__GIVEN INSTRUCTION__. How many lines in this material include the string "频谱概览测试"? Answer with the number and nothing further.

Records:

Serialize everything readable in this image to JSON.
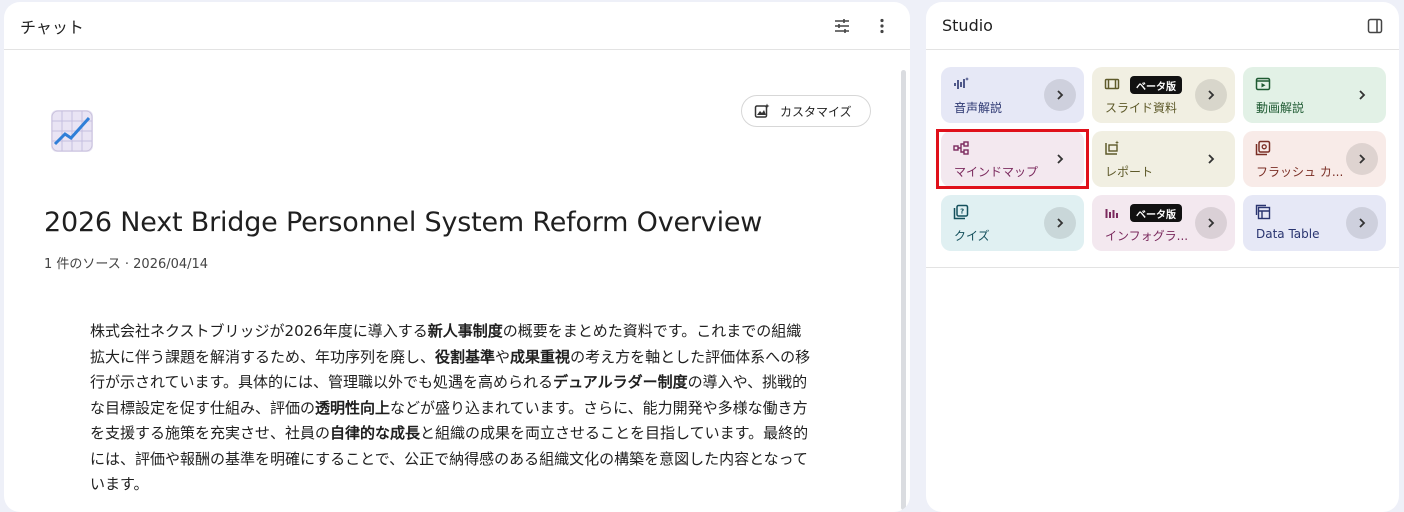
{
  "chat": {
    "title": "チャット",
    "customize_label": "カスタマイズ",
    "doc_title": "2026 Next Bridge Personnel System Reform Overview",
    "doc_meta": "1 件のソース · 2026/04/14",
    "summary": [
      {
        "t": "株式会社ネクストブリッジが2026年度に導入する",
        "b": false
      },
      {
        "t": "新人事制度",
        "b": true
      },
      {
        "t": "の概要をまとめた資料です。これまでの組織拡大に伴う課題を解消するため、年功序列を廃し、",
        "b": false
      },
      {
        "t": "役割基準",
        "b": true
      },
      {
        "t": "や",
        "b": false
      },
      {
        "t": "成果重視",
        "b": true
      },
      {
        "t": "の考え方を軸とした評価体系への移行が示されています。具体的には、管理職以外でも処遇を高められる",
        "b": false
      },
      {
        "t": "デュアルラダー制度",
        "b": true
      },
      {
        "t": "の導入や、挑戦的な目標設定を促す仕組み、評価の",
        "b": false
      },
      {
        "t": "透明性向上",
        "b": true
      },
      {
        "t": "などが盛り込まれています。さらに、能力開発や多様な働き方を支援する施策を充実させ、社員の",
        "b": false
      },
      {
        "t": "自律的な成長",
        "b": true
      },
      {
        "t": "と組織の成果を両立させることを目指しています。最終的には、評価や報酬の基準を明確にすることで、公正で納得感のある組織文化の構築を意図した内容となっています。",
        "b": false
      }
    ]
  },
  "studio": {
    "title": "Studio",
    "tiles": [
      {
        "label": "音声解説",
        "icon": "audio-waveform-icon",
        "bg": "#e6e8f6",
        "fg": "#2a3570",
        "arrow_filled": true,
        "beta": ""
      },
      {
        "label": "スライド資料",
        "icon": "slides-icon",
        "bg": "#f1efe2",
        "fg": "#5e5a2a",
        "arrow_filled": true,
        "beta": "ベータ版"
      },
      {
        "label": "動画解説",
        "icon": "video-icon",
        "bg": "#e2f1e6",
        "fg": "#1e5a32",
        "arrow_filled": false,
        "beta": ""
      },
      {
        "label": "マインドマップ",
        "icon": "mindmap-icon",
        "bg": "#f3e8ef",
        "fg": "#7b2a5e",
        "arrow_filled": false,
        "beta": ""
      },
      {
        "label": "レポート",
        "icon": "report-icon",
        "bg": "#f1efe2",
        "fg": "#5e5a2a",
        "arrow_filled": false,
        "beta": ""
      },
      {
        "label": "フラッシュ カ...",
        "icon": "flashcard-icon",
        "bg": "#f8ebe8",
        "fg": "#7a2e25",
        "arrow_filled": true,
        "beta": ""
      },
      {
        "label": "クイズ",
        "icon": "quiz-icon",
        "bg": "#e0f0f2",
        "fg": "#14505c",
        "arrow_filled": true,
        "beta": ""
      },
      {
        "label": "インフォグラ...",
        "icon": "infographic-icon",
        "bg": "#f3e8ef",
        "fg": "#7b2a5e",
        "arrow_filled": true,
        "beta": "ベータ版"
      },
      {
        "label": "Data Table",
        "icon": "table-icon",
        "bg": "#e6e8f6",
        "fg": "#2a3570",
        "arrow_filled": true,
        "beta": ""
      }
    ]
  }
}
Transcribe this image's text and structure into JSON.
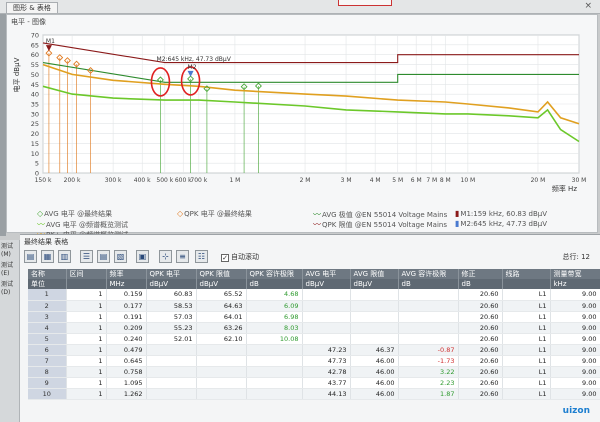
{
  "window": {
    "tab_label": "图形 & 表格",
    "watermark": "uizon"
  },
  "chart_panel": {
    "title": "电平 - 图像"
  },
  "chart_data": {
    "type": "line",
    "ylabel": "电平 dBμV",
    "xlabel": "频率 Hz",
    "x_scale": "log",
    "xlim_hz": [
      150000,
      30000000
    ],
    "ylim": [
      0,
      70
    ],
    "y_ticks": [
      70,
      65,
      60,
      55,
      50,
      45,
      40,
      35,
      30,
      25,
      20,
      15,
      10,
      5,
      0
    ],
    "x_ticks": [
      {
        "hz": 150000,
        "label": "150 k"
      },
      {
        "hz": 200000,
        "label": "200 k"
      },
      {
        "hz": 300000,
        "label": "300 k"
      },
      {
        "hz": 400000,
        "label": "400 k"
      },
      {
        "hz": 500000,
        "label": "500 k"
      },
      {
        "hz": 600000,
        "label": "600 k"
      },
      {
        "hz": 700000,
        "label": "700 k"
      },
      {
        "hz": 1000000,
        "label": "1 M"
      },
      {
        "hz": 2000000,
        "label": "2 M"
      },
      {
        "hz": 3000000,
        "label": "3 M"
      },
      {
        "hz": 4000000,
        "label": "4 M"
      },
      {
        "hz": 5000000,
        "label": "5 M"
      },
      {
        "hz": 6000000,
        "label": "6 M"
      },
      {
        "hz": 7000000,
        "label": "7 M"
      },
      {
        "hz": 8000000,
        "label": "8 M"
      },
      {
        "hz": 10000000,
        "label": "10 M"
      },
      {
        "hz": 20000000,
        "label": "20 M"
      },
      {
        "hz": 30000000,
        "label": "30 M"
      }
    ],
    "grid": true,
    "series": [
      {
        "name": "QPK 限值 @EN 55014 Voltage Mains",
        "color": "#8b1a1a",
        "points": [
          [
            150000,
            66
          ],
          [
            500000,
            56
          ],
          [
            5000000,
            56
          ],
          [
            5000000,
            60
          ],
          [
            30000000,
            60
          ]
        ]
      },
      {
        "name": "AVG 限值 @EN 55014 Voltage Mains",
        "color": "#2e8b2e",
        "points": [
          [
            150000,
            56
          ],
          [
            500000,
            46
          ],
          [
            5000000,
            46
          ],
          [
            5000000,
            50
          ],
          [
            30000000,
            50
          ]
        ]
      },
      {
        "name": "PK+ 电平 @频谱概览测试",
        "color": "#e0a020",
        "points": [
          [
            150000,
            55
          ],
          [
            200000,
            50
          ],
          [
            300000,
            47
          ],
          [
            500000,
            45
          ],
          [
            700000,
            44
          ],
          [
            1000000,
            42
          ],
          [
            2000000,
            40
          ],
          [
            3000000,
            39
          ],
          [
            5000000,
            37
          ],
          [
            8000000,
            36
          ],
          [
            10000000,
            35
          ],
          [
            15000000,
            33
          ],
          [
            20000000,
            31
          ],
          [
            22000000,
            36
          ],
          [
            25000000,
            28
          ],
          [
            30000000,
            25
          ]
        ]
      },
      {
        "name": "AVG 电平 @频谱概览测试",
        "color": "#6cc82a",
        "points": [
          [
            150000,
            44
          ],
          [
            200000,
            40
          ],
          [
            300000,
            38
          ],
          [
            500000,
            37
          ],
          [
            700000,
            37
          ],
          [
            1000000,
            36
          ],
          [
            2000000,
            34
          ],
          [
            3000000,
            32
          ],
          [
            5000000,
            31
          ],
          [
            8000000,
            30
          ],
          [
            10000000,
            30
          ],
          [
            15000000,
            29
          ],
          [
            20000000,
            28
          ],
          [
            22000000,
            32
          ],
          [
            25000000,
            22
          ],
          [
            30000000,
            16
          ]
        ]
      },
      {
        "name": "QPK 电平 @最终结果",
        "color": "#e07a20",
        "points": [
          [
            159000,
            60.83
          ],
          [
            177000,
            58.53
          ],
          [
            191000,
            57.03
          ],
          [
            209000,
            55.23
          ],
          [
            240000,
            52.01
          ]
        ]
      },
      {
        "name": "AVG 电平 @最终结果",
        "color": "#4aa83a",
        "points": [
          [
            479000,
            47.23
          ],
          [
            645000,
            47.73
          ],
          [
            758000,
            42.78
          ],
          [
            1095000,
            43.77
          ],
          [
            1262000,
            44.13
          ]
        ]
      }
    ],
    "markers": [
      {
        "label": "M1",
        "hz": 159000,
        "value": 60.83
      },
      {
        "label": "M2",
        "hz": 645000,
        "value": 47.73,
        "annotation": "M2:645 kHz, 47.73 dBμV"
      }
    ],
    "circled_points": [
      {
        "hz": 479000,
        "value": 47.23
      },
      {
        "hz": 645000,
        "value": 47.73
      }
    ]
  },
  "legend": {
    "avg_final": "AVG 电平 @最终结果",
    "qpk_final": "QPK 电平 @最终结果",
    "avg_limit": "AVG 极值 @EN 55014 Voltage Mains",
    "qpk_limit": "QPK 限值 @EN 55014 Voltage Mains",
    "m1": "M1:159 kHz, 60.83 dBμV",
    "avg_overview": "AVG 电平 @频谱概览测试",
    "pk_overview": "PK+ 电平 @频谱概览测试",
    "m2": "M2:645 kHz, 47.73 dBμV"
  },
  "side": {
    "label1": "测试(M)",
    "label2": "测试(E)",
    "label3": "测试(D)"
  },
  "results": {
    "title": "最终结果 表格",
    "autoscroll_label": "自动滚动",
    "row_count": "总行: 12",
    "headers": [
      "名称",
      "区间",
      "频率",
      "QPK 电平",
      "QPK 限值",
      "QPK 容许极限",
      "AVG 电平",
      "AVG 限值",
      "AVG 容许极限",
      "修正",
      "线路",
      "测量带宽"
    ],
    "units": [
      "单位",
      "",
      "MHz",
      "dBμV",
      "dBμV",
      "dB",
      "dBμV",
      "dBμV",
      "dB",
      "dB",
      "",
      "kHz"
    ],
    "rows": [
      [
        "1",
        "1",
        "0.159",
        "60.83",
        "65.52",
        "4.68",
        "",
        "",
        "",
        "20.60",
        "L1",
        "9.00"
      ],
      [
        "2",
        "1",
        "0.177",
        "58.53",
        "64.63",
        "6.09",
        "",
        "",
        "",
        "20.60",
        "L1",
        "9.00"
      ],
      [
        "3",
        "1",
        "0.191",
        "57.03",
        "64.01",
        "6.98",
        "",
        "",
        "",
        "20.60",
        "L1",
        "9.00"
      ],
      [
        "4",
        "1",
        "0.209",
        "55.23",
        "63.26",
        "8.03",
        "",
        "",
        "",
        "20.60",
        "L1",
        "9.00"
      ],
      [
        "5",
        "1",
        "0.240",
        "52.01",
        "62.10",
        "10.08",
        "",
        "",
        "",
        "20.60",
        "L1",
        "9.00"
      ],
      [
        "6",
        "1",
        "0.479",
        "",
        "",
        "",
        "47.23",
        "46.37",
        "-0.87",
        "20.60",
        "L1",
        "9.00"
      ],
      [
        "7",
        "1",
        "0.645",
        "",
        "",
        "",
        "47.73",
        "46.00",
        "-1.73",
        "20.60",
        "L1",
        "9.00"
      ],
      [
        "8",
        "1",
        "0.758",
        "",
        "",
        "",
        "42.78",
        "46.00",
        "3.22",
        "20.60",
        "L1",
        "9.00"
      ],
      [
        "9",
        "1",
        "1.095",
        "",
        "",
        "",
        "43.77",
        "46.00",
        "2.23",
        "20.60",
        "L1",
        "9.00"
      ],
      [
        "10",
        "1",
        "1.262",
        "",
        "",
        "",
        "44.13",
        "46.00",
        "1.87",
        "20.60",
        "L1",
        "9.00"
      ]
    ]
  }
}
==
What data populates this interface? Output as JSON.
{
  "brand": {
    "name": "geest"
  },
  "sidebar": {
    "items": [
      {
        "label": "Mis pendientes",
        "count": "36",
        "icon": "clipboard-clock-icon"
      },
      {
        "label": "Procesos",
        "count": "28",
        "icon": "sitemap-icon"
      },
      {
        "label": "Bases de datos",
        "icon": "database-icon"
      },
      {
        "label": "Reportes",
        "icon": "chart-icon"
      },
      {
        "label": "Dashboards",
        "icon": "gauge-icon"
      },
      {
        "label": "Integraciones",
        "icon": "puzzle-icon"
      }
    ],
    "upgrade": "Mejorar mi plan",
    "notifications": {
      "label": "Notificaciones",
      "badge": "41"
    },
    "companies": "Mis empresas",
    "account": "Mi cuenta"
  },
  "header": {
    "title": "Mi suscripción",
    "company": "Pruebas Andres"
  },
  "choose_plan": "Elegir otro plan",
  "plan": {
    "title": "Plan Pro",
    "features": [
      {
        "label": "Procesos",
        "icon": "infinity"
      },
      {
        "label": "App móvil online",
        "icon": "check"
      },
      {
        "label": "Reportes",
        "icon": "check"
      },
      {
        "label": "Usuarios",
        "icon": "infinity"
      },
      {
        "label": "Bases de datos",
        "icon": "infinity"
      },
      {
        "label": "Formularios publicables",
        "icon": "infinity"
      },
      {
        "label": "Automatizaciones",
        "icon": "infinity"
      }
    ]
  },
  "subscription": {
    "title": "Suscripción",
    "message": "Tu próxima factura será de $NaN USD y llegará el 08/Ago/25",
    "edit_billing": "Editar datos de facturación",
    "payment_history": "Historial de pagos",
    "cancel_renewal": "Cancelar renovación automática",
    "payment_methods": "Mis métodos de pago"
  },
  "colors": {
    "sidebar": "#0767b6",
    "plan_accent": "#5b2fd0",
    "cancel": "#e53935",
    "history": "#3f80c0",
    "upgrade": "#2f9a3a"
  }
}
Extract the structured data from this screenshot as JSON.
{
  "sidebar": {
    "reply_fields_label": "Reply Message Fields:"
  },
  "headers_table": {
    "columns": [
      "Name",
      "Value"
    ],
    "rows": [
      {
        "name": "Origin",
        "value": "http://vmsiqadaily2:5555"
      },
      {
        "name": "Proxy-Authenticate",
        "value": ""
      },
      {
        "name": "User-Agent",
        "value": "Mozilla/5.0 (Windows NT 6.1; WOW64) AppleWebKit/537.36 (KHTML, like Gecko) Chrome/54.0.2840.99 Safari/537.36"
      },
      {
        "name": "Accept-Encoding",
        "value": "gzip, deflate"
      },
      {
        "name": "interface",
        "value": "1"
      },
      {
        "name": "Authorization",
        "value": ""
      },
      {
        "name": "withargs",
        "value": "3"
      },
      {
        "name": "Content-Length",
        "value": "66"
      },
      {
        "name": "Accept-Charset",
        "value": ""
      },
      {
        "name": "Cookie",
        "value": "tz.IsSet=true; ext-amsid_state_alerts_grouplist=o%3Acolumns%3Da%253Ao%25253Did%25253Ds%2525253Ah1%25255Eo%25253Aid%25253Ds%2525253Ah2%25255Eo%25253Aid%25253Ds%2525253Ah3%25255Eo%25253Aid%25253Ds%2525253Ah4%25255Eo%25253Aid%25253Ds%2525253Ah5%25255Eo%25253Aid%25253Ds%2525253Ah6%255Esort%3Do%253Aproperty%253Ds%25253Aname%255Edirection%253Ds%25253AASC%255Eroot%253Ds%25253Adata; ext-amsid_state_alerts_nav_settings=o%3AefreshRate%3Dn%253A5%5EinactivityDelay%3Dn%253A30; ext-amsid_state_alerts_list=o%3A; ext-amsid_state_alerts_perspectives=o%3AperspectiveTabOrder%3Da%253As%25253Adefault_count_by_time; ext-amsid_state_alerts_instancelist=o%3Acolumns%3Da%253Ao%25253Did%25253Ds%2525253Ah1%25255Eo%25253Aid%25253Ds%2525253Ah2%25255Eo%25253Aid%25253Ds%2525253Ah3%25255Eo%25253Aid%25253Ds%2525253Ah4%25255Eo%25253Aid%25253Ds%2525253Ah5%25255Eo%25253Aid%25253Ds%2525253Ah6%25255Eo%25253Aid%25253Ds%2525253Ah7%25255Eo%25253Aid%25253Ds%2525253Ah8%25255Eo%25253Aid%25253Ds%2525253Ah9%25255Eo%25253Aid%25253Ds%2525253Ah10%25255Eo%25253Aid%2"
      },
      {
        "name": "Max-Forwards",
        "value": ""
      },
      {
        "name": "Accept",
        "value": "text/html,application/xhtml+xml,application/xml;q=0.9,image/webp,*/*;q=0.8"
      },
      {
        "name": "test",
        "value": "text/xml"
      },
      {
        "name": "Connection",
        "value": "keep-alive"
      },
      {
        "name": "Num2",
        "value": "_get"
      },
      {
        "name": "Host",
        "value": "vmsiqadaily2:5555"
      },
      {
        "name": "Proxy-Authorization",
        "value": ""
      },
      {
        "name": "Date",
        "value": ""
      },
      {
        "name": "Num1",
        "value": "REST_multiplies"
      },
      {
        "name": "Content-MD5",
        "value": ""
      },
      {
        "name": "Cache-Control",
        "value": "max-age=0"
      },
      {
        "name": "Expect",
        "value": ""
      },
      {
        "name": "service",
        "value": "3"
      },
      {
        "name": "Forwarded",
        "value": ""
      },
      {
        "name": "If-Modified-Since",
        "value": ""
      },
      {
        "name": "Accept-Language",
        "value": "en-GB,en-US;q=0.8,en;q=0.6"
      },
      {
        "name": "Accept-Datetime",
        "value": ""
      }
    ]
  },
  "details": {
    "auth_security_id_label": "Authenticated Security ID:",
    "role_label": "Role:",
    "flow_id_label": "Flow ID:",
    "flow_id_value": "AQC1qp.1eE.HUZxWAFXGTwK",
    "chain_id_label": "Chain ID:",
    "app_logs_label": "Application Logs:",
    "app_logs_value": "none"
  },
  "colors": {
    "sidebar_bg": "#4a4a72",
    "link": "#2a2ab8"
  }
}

__WRITTEN SOLUTION__. 4